◆ What you need to do ◆
Scan the listing below. Report each line that includes "funduszy".

(Chart and figure data)
.....

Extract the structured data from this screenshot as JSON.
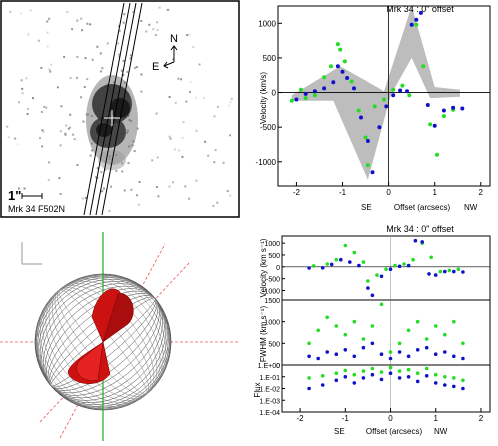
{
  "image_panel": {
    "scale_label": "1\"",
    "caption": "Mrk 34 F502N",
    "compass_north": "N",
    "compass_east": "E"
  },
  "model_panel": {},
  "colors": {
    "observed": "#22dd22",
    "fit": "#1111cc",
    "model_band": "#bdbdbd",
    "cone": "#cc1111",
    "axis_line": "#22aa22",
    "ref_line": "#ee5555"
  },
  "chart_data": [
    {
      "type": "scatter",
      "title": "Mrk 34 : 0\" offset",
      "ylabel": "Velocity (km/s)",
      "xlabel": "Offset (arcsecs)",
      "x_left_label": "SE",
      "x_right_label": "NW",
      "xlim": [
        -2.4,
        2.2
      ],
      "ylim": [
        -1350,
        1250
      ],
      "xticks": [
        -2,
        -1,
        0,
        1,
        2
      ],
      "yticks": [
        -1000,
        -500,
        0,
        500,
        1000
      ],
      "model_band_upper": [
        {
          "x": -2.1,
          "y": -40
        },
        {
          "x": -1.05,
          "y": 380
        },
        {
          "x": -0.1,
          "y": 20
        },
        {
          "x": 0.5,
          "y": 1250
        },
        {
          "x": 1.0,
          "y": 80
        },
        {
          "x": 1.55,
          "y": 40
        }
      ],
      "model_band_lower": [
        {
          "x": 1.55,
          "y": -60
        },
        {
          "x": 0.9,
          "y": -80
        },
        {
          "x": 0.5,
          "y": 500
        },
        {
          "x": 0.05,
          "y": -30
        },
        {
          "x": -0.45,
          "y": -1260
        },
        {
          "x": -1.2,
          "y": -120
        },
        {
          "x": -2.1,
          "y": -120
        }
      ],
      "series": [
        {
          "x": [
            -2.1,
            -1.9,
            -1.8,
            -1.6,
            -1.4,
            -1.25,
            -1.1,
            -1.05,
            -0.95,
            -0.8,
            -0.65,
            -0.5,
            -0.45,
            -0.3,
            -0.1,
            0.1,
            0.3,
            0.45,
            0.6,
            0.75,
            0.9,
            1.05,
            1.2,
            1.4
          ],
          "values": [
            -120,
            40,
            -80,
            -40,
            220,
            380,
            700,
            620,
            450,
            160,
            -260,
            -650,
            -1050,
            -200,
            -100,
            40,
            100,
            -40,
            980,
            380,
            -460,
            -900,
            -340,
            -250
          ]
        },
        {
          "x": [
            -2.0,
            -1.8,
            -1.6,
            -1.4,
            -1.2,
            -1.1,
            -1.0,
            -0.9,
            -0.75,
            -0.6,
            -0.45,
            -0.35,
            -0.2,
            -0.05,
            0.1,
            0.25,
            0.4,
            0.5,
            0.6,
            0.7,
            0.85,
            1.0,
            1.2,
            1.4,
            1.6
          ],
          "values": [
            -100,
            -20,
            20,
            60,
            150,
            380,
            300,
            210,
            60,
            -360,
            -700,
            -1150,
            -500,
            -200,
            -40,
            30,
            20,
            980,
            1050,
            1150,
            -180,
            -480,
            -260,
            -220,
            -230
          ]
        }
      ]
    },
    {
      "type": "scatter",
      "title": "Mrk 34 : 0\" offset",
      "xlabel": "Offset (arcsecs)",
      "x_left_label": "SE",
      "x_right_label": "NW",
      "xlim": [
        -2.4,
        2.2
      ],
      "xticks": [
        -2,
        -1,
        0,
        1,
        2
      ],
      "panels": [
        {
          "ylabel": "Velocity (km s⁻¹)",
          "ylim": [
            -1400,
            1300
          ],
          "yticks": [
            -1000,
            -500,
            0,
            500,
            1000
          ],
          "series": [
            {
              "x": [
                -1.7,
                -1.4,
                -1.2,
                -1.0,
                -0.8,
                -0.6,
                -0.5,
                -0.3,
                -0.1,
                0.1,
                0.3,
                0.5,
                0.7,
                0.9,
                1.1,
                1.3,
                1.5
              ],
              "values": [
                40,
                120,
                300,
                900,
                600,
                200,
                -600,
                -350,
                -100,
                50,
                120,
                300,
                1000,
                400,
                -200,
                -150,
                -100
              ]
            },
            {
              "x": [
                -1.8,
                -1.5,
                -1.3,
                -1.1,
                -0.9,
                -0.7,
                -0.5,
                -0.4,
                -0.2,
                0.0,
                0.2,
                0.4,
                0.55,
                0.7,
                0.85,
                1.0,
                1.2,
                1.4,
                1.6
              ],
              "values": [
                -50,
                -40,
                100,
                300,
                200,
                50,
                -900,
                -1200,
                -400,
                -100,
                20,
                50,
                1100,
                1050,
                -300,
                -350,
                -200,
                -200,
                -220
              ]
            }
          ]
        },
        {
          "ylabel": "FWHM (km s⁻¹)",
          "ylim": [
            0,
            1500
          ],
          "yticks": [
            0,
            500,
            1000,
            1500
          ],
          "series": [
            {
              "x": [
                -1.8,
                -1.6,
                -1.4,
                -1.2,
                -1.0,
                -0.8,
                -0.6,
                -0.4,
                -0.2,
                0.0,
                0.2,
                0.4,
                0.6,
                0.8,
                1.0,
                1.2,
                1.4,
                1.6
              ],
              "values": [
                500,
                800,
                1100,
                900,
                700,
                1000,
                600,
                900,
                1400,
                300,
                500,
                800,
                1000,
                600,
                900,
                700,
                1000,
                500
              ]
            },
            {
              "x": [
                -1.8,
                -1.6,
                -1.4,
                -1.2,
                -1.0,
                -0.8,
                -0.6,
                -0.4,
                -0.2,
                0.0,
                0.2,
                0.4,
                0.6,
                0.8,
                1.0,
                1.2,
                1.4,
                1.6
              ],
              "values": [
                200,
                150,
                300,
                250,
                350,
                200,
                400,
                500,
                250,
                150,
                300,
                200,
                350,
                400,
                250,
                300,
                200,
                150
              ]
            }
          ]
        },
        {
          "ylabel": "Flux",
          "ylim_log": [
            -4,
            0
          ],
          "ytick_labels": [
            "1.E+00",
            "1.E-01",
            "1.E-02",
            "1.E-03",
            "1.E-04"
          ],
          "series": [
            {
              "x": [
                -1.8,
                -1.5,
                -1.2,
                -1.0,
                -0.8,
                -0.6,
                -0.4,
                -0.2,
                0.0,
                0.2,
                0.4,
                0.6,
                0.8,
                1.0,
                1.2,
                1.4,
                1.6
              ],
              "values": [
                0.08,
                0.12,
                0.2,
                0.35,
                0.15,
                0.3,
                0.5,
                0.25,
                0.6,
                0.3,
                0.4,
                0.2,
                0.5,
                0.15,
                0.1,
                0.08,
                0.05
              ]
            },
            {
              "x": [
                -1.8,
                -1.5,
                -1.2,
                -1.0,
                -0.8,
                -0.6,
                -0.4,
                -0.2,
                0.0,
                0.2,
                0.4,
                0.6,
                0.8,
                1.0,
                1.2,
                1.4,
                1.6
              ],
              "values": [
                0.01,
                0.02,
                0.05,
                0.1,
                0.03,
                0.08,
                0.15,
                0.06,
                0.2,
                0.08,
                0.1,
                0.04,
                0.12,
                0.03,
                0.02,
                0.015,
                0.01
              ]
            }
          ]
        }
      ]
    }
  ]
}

.....

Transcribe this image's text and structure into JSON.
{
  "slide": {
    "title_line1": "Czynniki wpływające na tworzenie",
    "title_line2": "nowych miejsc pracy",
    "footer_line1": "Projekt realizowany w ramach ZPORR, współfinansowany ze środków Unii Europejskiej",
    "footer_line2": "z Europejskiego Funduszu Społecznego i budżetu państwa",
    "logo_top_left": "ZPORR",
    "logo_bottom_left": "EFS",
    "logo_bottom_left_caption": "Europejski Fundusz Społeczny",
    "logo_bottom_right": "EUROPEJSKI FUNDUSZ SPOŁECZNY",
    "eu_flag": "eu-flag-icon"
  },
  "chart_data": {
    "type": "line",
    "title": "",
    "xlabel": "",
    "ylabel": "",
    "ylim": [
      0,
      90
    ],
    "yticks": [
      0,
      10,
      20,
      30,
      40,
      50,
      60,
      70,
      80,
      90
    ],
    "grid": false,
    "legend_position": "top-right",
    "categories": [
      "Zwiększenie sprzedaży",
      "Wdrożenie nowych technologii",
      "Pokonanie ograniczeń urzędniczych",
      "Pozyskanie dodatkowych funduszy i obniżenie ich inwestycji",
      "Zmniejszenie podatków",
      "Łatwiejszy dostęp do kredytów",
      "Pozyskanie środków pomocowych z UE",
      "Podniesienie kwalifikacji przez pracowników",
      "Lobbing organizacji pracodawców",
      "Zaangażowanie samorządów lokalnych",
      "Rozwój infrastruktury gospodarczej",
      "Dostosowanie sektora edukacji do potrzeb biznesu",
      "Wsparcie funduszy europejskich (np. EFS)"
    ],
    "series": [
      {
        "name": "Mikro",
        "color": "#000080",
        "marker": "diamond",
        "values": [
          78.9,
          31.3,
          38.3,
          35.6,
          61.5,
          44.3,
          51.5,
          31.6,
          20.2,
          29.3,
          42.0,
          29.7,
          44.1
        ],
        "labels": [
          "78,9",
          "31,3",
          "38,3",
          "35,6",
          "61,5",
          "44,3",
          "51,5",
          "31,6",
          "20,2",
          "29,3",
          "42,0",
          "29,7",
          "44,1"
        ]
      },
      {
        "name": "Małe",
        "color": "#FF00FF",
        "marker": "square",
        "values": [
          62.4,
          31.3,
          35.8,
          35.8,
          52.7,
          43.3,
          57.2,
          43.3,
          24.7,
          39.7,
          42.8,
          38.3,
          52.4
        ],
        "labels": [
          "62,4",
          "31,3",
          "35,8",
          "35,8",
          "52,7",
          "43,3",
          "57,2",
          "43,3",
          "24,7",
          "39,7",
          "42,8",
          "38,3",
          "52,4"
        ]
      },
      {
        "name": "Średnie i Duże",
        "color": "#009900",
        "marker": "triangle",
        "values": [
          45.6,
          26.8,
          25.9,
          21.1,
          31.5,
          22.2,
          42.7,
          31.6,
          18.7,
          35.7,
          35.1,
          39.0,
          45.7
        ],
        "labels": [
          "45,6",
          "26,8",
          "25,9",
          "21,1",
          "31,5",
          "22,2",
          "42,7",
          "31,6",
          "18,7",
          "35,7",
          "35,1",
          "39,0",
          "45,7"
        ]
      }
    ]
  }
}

.....

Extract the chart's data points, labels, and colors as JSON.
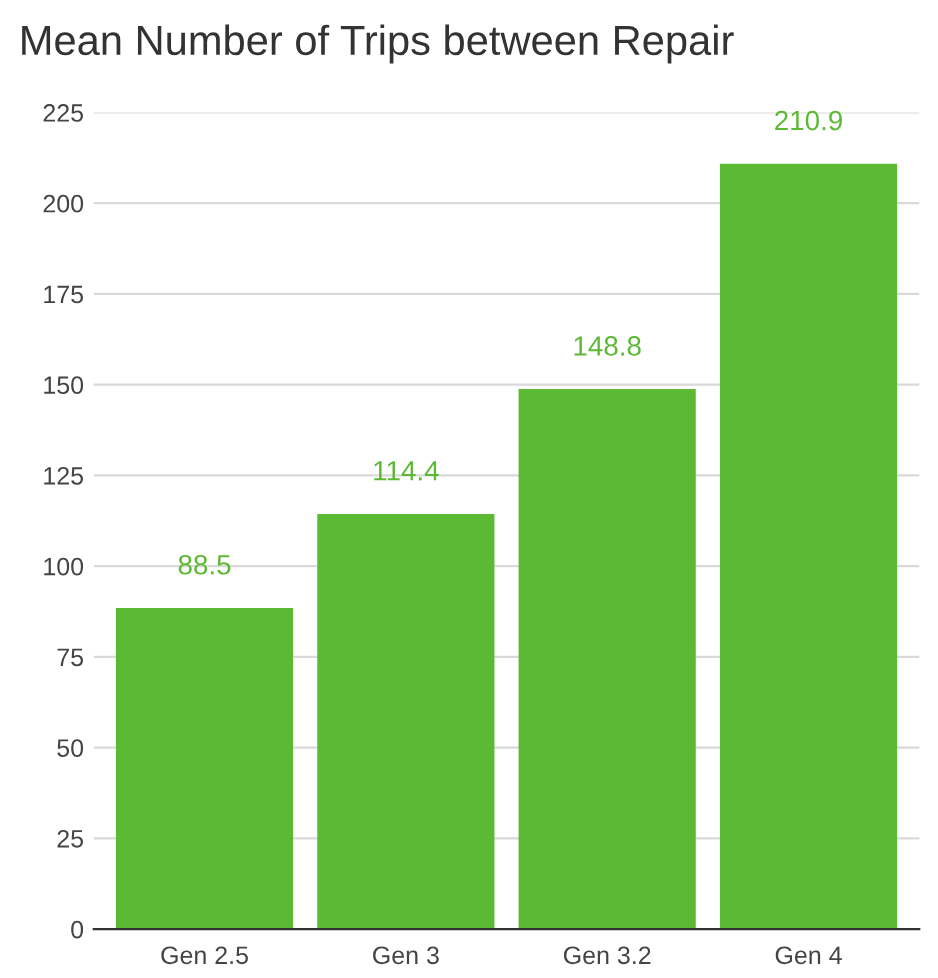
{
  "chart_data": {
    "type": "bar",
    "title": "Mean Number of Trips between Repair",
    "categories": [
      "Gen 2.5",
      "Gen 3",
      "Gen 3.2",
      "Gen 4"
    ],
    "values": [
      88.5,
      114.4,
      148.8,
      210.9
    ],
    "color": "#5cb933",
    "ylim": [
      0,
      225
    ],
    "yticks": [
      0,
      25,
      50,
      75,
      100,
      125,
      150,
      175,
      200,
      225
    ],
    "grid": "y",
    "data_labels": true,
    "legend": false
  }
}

.....

◆ Reply to the exercise ◆
      "Pozyskanie dodatkowych funduszy i obniżenie ich inwestycji",
      "Wsparcie funduszy europejskich (np. EFS)"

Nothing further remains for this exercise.